THE TASK: Copy the data below exactly.
- - - - -
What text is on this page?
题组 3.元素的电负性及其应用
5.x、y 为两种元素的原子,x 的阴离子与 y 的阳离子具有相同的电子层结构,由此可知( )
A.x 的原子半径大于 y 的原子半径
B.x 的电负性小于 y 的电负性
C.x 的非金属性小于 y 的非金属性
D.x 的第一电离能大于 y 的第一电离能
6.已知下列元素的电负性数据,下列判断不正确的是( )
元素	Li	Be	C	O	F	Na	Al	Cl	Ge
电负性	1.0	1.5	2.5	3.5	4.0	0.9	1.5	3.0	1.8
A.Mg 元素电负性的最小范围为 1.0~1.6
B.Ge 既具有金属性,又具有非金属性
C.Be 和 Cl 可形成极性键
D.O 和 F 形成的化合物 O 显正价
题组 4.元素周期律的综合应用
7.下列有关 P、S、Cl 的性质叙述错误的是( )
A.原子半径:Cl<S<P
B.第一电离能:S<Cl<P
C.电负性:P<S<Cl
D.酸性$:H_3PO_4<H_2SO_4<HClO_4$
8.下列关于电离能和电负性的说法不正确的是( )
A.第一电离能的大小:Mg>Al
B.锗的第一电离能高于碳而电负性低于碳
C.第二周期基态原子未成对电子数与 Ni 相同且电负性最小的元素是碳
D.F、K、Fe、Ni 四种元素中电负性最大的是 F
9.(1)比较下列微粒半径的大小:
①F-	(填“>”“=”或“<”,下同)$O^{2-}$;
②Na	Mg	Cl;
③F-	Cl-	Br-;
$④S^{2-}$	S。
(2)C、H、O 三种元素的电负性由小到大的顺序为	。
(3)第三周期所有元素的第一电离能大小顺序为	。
- - - - -
EXPECTED ANSWER:
What text is on this page?
题组 3.元素的电负性及其应用
5.x、y 为两种元素的原子,x 的阴离子与 y 的阳离子具有相同的电子层结构,由此可知( )
A.x 的原子半径大于 y 的原子半径
B.x 的电负性小于 y 的电负性
C.x 的非金属性小于 y 的非金属性
D.x 的第一电离能大于 y 的第一电离能
6.已知下列元素的电负性数据,下列判断不正确的是( )
元素	Li	Be	C	O	F	Na	Al	Cl	Ge
电负性	1.0	1.5	2.5	3.5	4.0	0.9	1.5	3.0	1.8
A.Mg 元素电负性的最小范围为 1.0~1.6
B.Ge 既具有金属性,又具有非金属性
C.Be 和 Cl 可形成极性键
D.O 和 F 形成的化合物 O 显正价
题组 4.元素周期律的综合应用
7.下列有关 P、S、Cl 的性质叙述错误的是( )
A.原子半径:Cl<S<P
B.第一电离能:S<Cl<P
C.电负性:P<S<Cl
D.酸性$:H_3PO_4<H_2SO_4<HClO_4$
8.下列关于电离能和电负性的说法不正确的是( )
A.第一电离能的大小:Mg>Al
B.锗的第一电离能高于碳而电负性低于碳
C.第二周期基态原子未成对电子数与 Ni 相同且电负性最小的元素是碳
D.F、K、Fe、Ni 四种元素中电负性最大的是 F
9.(1)比较下列微粒半径的大小:
①F-	(填“>”“=”或“<”,下同)$O^{2-}$;
②Na	Mg	Cl;
③F-	Cl-	Br-;
$④S^{2-}$	S。
(2)C、H、O 三种元素的电负性由小到大的顺序为	。
(3)第三周期所有元素的第一电离能大小顺序为	。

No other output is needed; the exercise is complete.